EXERCISE GOAL: Copy each line that has the string "familiares" somewhere in it.

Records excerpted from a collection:
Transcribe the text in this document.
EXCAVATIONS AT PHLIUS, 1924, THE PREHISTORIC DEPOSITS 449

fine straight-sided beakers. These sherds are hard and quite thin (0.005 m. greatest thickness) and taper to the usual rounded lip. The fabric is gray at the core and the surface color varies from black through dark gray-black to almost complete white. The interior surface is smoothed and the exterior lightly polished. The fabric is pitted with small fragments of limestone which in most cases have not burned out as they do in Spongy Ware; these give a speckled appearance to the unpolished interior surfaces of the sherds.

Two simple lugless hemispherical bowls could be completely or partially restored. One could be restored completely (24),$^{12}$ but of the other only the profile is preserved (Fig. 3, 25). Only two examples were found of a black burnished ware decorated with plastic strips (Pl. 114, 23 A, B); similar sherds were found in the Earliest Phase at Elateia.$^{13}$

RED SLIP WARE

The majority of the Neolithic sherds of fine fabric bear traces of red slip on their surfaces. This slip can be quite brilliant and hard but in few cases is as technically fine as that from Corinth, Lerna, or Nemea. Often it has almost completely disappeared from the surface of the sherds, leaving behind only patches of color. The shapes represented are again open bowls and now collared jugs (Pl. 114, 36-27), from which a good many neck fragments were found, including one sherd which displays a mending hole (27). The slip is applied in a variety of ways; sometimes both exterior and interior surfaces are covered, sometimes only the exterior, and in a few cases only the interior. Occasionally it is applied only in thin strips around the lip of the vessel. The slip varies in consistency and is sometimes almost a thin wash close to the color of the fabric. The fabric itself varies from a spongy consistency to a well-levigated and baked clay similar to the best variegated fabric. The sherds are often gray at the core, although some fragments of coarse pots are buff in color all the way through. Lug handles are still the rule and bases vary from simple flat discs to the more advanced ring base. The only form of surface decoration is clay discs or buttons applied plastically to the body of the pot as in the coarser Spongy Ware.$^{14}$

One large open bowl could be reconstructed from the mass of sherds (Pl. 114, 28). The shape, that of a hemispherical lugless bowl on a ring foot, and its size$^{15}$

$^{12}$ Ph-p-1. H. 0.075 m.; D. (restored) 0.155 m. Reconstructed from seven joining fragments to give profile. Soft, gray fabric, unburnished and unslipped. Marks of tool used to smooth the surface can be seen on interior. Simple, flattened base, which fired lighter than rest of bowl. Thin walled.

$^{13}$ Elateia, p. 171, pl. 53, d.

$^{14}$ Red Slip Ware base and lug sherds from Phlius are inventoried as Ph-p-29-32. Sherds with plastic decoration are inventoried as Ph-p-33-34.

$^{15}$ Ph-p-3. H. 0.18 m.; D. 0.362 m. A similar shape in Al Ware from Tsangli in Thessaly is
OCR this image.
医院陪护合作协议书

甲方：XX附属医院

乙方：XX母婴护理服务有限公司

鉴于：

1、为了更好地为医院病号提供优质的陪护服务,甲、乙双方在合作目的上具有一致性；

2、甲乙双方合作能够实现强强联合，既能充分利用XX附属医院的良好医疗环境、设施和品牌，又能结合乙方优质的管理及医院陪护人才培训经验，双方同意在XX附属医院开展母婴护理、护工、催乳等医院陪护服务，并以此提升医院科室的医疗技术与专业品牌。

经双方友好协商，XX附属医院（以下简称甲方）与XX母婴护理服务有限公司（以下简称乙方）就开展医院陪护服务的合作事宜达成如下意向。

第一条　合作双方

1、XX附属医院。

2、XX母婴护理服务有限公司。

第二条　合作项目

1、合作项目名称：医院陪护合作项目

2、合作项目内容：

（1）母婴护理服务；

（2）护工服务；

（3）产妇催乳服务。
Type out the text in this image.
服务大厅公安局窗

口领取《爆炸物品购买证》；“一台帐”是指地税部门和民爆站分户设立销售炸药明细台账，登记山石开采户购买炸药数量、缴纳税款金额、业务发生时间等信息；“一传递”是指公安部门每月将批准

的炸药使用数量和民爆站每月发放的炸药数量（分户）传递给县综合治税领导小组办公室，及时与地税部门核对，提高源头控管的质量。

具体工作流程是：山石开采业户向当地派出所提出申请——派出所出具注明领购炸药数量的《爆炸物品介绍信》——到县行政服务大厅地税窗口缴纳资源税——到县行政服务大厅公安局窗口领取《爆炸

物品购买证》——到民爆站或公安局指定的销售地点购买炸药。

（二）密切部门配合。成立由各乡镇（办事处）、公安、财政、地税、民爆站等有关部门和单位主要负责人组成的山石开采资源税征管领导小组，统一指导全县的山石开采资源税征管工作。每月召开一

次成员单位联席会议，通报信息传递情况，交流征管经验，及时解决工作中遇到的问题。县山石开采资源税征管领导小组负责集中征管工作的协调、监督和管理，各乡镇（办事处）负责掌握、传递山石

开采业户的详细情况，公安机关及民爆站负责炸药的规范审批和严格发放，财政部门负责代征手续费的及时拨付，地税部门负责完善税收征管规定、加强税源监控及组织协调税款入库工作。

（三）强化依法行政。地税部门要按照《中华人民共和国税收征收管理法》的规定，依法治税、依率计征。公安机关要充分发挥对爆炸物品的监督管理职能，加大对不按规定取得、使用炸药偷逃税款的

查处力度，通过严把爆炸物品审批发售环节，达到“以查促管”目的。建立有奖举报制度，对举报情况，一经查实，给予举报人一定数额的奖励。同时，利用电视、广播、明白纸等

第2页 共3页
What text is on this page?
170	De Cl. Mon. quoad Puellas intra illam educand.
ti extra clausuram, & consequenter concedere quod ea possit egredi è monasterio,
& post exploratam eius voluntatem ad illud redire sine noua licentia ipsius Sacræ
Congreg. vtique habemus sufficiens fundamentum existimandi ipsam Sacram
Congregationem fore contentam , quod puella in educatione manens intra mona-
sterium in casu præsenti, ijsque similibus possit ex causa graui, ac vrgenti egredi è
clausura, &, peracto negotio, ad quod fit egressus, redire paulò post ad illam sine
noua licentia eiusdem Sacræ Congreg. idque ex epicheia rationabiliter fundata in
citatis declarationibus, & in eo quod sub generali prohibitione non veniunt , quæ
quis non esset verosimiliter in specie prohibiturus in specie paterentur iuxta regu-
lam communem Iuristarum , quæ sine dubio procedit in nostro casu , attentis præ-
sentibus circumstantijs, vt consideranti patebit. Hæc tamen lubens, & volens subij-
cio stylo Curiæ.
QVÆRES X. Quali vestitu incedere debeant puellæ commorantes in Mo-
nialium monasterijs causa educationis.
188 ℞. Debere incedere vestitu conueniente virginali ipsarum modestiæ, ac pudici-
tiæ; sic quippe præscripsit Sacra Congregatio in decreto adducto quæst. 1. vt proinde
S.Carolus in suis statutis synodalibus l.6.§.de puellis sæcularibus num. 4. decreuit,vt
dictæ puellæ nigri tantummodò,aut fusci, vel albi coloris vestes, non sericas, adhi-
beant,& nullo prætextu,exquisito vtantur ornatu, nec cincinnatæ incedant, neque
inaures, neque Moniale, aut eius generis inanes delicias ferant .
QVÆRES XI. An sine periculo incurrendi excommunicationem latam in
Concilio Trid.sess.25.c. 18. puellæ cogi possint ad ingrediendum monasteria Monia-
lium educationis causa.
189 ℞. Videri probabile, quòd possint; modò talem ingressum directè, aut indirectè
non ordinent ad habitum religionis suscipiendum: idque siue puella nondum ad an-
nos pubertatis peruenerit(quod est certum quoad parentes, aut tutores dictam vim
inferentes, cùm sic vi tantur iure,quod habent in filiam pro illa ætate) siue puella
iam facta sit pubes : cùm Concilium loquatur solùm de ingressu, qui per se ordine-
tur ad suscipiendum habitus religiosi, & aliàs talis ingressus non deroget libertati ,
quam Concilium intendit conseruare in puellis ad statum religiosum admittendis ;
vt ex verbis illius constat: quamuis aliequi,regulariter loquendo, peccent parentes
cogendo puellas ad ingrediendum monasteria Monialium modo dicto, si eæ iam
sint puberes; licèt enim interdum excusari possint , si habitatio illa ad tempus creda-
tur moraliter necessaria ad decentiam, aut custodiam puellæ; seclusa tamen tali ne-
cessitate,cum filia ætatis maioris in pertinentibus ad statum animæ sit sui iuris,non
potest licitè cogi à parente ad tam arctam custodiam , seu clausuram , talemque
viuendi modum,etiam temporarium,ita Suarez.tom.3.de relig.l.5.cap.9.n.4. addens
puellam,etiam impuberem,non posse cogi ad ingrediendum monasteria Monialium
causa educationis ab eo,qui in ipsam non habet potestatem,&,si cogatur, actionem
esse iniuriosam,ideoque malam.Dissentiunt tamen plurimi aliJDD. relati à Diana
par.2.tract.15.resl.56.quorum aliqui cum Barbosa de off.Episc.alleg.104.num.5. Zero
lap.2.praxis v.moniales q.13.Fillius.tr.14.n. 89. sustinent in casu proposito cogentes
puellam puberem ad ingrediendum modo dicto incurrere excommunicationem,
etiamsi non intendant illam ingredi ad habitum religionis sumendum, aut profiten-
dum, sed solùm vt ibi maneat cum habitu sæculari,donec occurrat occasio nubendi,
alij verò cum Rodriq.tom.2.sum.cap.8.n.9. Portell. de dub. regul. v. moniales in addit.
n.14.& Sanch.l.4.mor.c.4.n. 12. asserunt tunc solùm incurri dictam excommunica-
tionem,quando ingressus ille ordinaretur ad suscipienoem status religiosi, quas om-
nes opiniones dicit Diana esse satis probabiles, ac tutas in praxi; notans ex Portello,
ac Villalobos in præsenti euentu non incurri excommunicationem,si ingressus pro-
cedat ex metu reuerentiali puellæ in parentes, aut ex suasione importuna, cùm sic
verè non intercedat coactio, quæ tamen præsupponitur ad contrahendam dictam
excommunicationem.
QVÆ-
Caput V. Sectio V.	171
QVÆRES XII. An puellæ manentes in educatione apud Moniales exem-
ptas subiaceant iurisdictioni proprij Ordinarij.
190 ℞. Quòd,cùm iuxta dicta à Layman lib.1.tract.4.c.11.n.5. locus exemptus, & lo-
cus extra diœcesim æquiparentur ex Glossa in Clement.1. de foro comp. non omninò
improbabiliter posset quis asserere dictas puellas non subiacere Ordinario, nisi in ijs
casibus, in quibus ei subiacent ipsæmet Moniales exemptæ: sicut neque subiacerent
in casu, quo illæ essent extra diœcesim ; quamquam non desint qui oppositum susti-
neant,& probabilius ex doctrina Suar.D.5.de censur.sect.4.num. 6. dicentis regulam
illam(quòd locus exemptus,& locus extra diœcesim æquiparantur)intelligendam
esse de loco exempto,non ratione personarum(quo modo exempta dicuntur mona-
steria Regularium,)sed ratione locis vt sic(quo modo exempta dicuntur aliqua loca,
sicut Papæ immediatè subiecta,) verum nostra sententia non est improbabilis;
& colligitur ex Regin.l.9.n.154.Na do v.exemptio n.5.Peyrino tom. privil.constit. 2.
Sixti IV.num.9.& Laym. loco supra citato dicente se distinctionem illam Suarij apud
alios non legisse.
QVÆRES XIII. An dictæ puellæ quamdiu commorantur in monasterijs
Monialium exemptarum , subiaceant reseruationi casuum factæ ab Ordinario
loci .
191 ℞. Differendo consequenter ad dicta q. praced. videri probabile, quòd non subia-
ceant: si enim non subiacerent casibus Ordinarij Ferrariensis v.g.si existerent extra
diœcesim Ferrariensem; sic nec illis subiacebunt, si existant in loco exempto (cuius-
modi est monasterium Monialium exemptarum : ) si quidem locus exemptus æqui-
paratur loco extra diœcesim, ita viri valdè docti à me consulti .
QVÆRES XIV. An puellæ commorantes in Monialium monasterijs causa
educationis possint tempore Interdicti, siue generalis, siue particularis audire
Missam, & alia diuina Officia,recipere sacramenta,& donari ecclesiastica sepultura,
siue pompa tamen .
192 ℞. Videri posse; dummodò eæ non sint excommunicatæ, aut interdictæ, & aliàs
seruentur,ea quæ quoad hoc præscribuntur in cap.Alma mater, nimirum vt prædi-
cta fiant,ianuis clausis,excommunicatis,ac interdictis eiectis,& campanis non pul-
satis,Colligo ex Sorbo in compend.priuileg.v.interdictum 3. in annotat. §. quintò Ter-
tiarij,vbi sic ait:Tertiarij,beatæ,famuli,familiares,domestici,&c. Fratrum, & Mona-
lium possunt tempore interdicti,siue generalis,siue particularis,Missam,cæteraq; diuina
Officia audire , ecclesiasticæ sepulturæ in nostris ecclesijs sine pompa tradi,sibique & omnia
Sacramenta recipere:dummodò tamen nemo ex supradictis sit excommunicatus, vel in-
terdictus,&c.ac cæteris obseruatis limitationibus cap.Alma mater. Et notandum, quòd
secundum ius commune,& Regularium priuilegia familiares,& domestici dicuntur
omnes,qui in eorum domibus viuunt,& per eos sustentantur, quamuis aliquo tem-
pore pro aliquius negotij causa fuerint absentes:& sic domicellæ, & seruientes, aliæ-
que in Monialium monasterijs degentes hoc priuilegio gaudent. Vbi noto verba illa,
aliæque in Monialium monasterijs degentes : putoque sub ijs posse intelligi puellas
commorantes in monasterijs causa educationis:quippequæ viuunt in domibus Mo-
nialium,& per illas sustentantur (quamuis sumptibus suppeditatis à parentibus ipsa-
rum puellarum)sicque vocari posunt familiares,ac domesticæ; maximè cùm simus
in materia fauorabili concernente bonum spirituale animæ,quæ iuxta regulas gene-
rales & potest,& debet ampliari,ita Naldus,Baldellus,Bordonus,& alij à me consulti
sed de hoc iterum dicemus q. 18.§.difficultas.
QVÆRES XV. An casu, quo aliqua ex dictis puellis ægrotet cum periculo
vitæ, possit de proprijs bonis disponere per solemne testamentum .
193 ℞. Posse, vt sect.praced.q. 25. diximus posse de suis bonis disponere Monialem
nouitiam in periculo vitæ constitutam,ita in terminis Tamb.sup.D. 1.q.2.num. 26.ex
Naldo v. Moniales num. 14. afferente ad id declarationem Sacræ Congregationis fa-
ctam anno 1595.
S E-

EXERCISE RESPONSE:
tiarij,vbi sic ait:Tertiarij,beatæ,famuli,familiares,domestici,&c. Fratrum, & Mona-
secundum ius commune,& Regularium priuilegia familiares,& domestici dicuntur
rum puellarum)sicque vocari posunt familiares,ac domesticæ; maximè cùm simus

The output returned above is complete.